* start *
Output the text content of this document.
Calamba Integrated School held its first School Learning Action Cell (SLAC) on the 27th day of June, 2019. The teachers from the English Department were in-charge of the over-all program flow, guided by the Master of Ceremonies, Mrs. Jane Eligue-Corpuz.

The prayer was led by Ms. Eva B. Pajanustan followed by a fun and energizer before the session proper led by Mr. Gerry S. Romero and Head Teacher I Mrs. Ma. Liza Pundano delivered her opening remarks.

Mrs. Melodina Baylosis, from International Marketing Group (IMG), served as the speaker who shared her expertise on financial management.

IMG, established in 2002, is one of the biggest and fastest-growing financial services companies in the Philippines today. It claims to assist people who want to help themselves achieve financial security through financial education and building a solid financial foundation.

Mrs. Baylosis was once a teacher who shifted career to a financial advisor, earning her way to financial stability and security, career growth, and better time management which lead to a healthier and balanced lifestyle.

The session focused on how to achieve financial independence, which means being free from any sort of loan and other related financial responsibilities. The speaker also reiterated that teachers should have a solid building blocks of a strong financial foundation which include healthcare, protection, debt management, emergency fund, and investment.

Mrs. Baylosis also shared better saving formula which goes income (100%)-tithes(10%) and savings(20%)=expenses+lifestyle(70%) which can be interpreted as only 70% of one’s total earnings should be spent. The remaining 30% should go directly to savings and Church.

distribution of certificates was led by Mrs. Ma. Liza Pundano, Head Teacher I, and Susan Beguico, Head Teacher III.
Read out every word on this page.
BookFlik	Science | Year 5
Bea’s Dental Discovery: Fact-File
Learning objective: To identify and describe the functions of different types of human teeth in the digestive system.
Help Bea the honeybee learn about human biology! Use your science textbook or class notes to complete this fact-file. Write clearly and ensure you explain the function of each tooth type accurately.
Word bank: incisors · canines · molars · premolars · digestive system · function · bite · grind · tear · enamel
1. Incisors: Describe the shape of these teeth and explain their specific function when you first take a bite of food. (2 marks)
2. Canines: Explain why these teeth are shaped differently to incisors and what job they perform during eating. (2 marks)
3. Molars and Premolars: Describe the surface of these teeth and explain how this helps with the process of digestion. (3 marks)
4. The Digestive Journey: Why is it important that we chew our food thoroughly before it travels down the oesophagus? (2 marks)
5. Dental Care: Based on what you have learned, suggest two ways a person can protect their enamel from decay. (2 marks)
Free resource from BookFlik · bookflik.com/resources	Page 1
* end *
* start *
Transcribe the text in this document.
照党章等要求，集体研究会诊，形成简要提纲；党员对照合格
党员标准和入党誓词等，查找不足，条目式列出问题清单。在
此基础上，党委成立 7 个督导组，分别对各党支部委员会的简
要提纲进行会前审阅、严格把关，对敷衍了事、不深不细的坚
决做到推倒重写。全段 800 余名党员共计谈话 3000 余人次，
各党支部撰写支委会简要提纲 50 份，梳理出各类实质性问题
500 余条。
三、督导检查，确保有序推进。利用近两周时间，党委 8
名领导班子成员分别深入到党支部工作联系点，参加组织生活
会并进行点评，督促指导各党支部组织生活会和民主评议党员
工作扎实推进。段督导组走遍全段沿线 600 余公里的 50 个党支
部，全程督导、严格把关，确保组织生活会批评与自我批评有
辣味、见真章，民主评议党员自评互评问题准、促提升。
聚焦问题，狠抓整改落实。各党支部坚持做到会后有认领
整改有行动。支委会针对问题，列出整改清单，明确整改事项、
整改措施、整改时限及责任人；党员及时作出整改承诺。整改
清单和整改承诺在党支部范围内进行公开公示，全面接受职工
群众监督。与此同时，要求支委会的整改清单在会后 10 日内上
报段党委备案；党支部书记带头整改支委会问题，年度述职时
* end *
* start *
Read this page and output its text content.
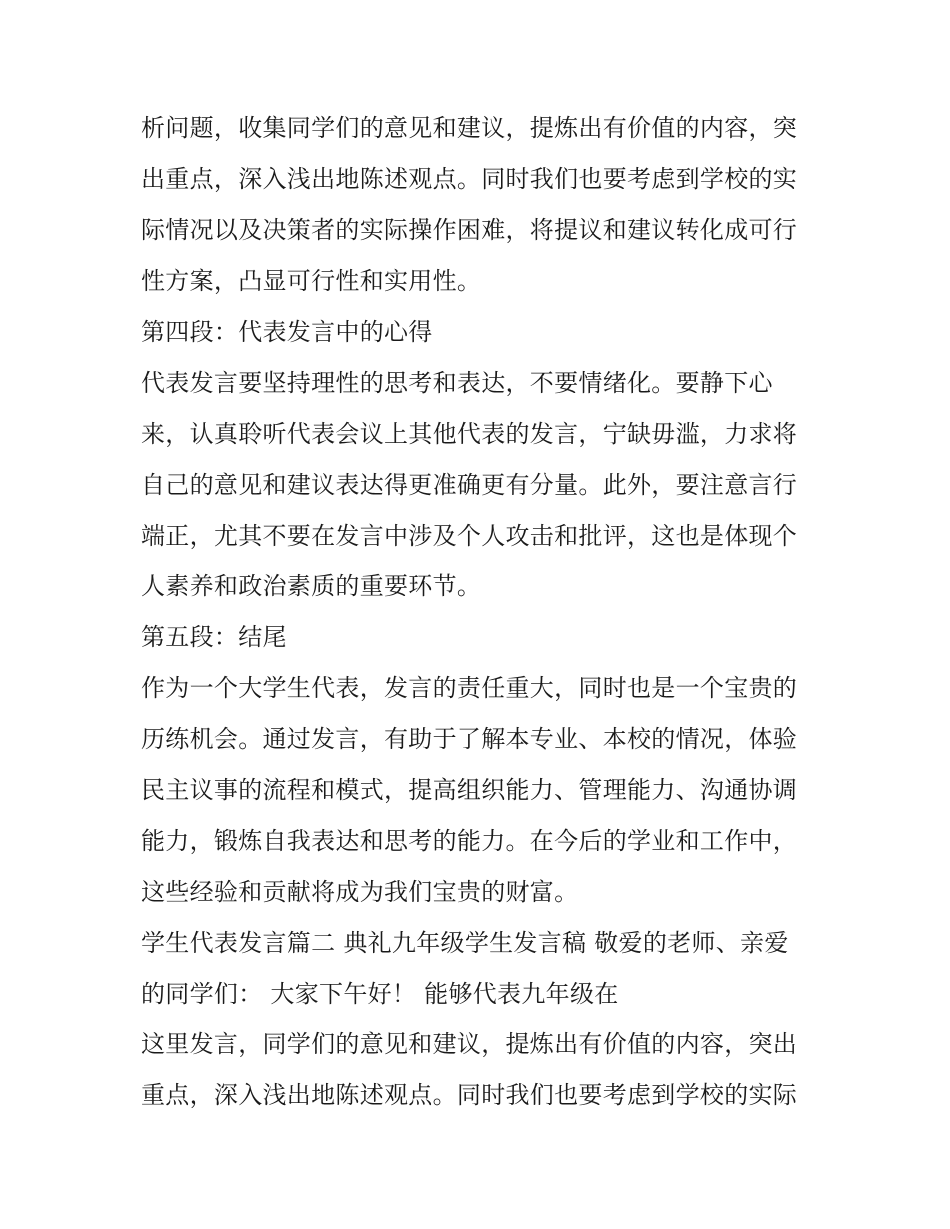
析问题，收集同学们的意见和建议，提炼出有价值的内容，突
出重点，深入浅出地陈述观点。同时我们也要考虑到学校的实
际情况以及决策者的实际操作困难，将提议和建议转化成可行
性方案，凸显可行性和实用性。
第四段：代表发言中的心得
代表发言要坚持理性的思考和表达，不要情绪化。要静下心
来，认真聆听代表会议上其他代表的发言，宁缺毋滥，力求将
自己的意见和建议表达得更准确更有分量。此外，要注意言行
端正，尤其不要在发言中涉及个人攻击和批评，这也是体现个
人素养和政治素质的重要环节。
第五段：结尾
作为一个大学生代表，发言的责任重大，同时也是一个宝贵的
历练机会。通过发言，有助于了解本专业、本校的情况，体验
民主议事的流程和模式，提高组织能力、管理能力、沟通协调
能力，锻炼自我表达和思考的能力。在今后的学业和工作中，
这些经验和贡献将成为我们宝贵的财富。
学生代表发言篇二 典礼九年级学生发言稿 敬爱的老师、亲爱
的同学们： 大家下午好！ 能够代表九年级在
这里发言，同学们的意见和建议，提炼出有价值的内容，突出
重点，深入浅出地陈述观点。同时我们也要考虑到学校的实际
* end *
- _Goal_:
Scan the listing above for the word "have" and show each line where it is found.

- _Exercise solution_:
The session focused on how to achieve financial independence, which means being free from any sort of loan and other related financial responsibilities. The speaker also reiterated that teachers should have a solid building blocks of a strong financial foundation which include healthcare, protection, debt management, emergency fund, and investment.
5. Dental Care: Based on what you have learned, suggest two ways a person can protect their enamel from decay. (2 marks)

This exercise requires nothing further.